• [Required task]: Note each line of the listing that contains the string "result", and copy it.
+-------+
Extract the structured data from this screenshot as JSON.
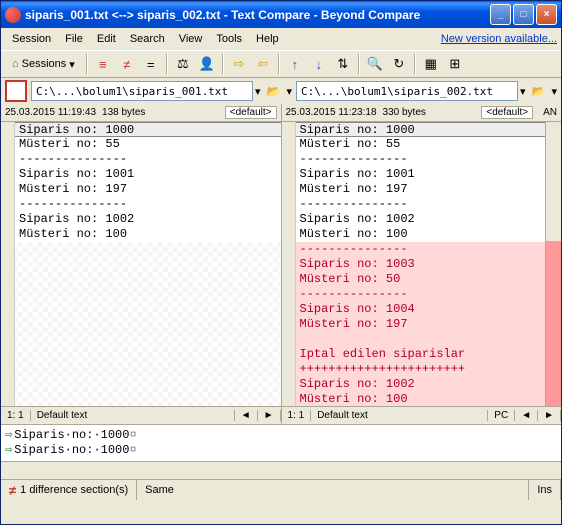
{
  "title": "siparis_001.txt <--> siparis_002.txt - Text Compare - Beyond Compare",
  "menu": [
    "Session",
    "File",
    "Edit",
    "Search",
    "View",
    "Tools",
    "Help"
  ],
  "new_version": "New version available...",
  "sessions_label": "Sessions",
  "left": {
    "path": "C:\\...\\bolum1\\siparis_001.txt",
    "date": "25.03.2015 11:19:43",
    "size": "138 bytes",
    "default": "<default>",
    "lines": [
      "Siparis no: 1000",
      "Müsteri no: 55",
      "---------------",
      "Siparis no: 1001",
      "Müsteri no: 197",
      "---------------",
      "Siparis no: 1002",
      "Müsteri no: 100"
    ],
    "cursor": "1: 1",
    "encoding": "Default text"
  },
  "right": {
    "path": "C:\\...\\bolum1\\siparis_002.txt",
    "date": "25.03.2015 11:23:18",
    "size": "330 bytes",
    "default": "<default>",
    "an": "AN",
    "lines_same": [
      "Siparis no: 1000",
      "Müsteri no: 55",
      "---------------",
      "Siparis no: 1001",
      "Müsteri no: 197",
      "---------------",
      "Siparis no: 1002",
      "Müsteri no: 100"
    ],
    "lines_diff": [
      "---------------",
      "Siparis no: 1003",
      "Müsteri no: 50",
      "---------------",
      "Siparis no: 1004",
      "Müsteri no: 197",
      "",
      "Iptal edilen siparislar",
      "+++++++++++++++++++++++",
      "Siparis no: 1002",
      "Müsteri no: 100"
    ],
    "cursor": "1: 1",
    "encoding": "Default text",
    "lineend": "PC"
  },
  "linked": {
    "l1": "Siparis·no:·1000",
    "l2": "Siparis·no:·1000"
  },
  "status": {
    "diff": "1 difference section(s)",
    "same": "Same",
    "ins": "Ins"
  }
}
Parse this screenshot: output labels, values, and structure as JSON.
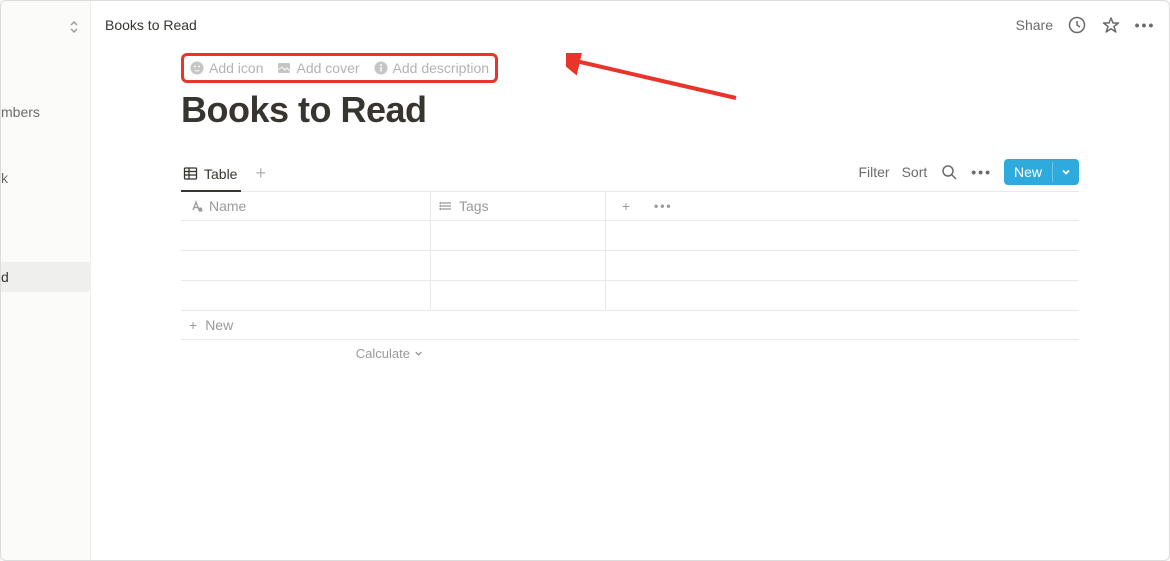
{
  "breadcrumb": "Books to Read",
  "topbar": {
    "share": "Share"
  },
  "sidebar": {
    "fragments": [
      "mbers",
      "",
      "k",
      "d"
    ],
    "selected_index": 3
  },
  "hover": {
    "add_icon": "Add icon",
    "add_cover": "Add cover",
    "add_description": "Add description"
  },
  "title": "Books to Read",
  "views": {
    "active": "Table",
    "actions": {
      "filter": "Filter",
      "sort": "Sort"
    },
    "new_button": "New"
  },
  "table": {
    "columns": {
      "name": "Name",
      "tags": "Tags"
    },
    "empty_rows": 3,
    "new_row": "New",
    "calculate": "Calculate"
  },
  "annotation": {
    "color": "#e8342b"
  }
}
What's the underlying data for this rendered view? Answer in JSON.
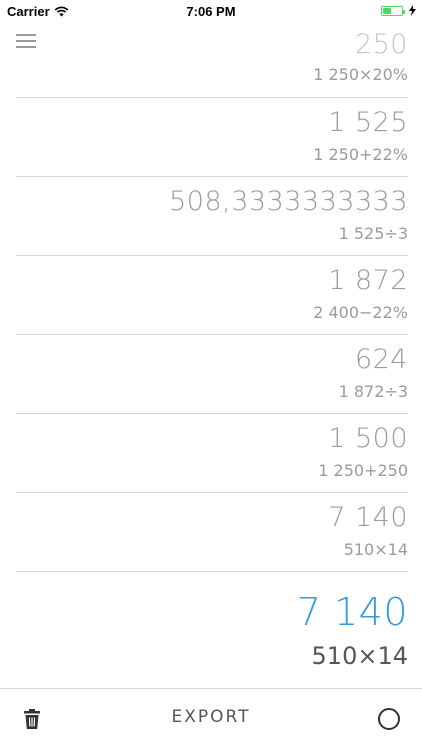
{
  "status_bar": {
    "carrier": "Carrier",
    "time": "7:06 PM"
  },
  "history": [
    {
      "result": "250",
      "expression": "1 250×20%"
    },
    {
      "result": "1 525",
      "expression": "1 250+22%"
    },
    {
      "result": "508,3333333333",
      "expression": "1 525÷3"
    },
    {
      "result": "1 872",
      "expression": "2 400−22%"
    },
    {
      "result": "624",
      "expression": "1 872÷3"
    },
    {
      "result": "1 500",
      "expression": "1 250+250"
    },
    {
      "result": "7 140",
      "expression": "510×14"
    }
  ],
  "current": {
    "result": "7 140",
    "expression": "510×14"
  },
  "toolbar": {
    "export_label": "EXPORT"
  },
  "colors": {
    "accent": "#3a9ad9",
    "muted_text": "#9b9b9b",
    "battery": "#4cd964"
  },
  "icons": {
    "menu": "hamburger-icon",
    "wifi": "wifi-icon",
    "battery": "battery-icon",
    "trash": "trash-icon",
    "circle": "circle-icon"
  }
}
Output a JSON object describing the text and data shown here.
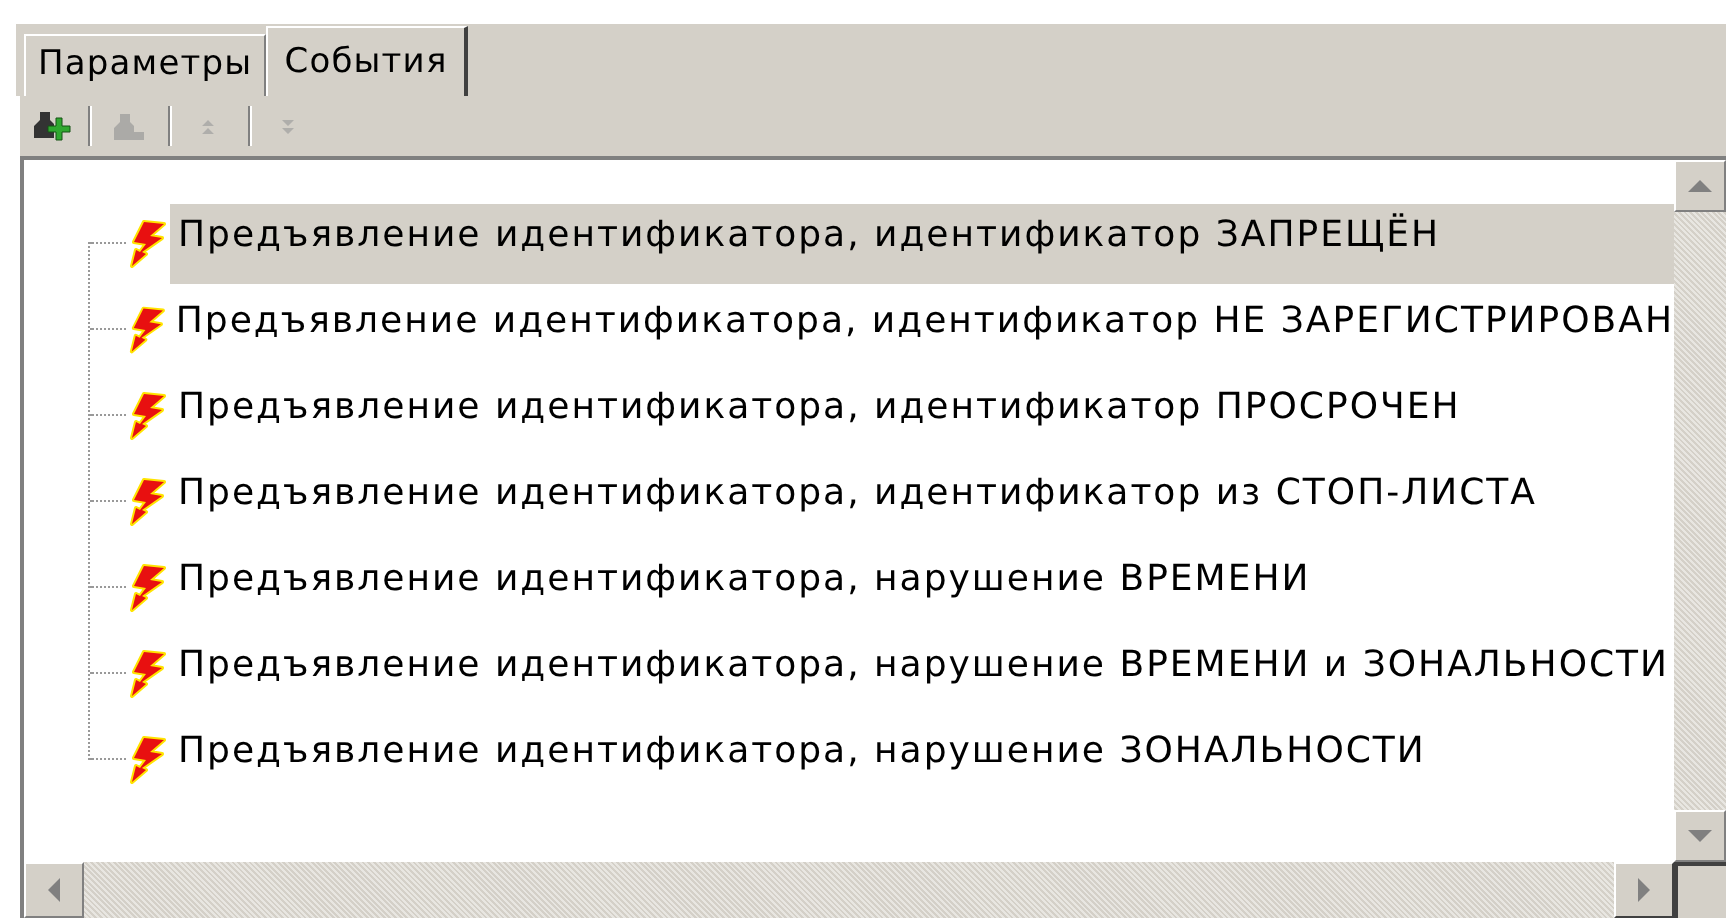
{
  "tabs": [
    {
      "label": "Параметры",
      "selected": false
    },
    {
      "label": "События",
      "selected": true
    }
  ],
  "toolbar": [
    {
      "kind": "add",
      "disabled": false
    },
    {
      "kind": "remove",
      "disabled": true
    },
    {
      "kind": "up",
      "disabled": true
    },
    {
      "kind": "down",
      "disabled": true
    }
  ],
  "tree": {
    "items": [
      {
        "label": "Предъявление идентификатора, идентификатор ЗАПРЕЩЁН",
        "selected": true
      },
      {
        "label": "Предъявление идентификатора, идентификатор НЕ ЗАРЕГИСТРИРОВАН",
        "selected": false
      },
      {
        "label": "Предъявление идентификатора, идентификатор ПРОСРОЧЕН",
        "selected": false
      },
      {
        "label": "Предъявление идентификатора, идентификатор из СТОП-ЛИСТА",
        "selected": false
      },
      {
        "label": "Предъявление идентификатора, нарушение ВРЕМЕНИ",
        "selected": false
      },
      {
        "label": "Предъявление идентификатора, нарушение ВРЕМЕНИ и ЗОНАЛЬНОСТИ",
        "selected": false
      },
      {
        "label": "Предъявление идентификатора, нарушение ЗОНАЛЬНОСТИ",
        "selected": false
      }
    ]
  }
}
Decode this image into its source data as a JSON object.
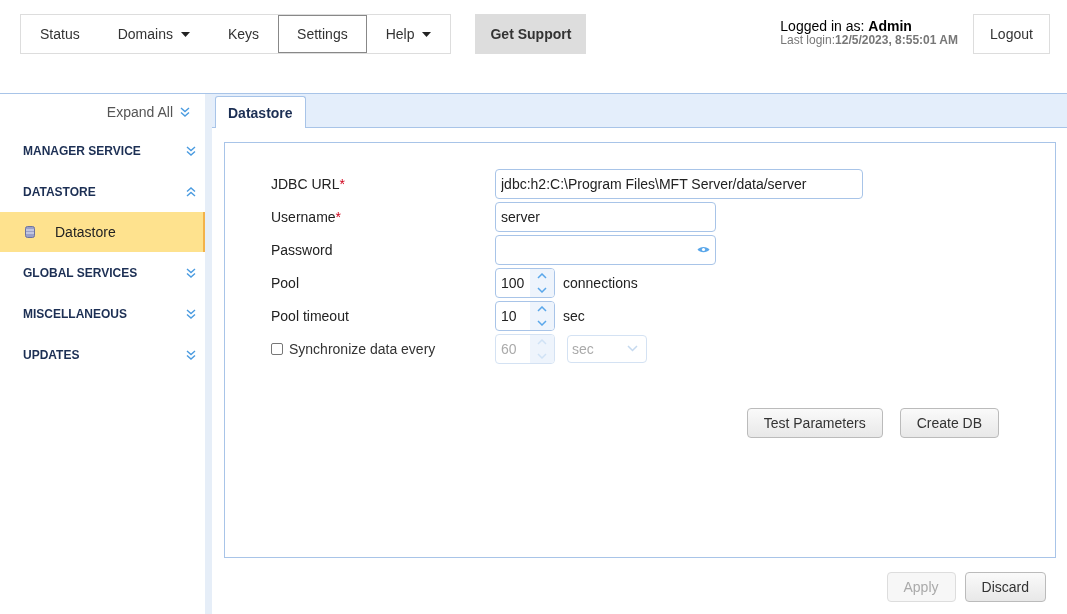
{
  "nav": {
    "items": [
      {
        "label": "Status",
        "selected": false,
        "dropdown": false
      },
      {
        "label": "Domains",
        "selected": false,
        "dropdown": true
      },
      {
        "label": "Keys",
        "selected": false,
        "dropdown": false
      },
      {
        "label": "Settings",
        "selected": true,
        "dropdown": false
      },
      {
        "label": "Help",
        "selected": false,
        "dropdown": true
      }
    ],
    "support_button": "Get Support"
  },
  "user": {
    "logged_in_label": "Logged in as:",
    "name": "Admin",
    "last_login_label": "Last login:",
    "last_login": "12/5/2023, 8:55:01 AM",
    "logout_button": "Logout"
  },
  "sidebar": {
    "expand_all": "Expand All",
    "sections": [
      {
        "label": "MANAGER SERVICE",
        "expanded": false
      },
      {
        "label": "DATASTORE",
        "expanded": true,
        "children": [
          {
            "label": "Datastore",
            "selected": true
          }
        ]
      },
      {
        "label": "GLOBAL SERVICES",
        "expanded": false
      },
      {
        "label": "MISCELLANEOUS",
        "expanded": false
      },
      {
        "label": "UPDATES",
        "expanded": false
      }
    ]
  },
  "tabs": [
    {
      "label": "Datastore",
      "selected": true
    }
  ],
  "form": {
    "fields": [
      {
        "kind": "url",
        "label": "JDBC URL",
        "required_mark": "*",
        "value": "jdbc:h2:C:\\Program Files\\MFT Server/data/server"
      },
      {
        "kind": "text",
        "label": "Username",
        "required_mark": "*",
        "value": "server"
      },
      {
        "kind": "password",
        "label": "Password"
      },
      {
        "kind": "number",
        "label": "Pool",
        "value": "100",
        "unit": "connections"
      },
      {
        "kind": "number",
        "label": "Pool timeout",
        "value": "10",
        "unit": "sec"
      },
      {
        "kind": "sync",
        "label": "Synchronize data every",
        "checked": false,
        "value": "60",
        "unit_select": "sec"
      }
    ],
    "buttons": [
      "Test Parameters",
      "Create DB"
    ]
  },
  "footer": {
    "buttons": [
      {
        "label": "Apply",
        "disabled": true
      },
      {
        "label": "Discard",
        "disabled": false
      }
    ]
  }
}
+-------+
• [Written response]:
      "result": "250",
      "result": "1 525",
      "result": "508,3333333333",
      "result": "1 872",
      "result": "624",
      "result": "1 500",
      "result": "7 140",
    "result": "7 140",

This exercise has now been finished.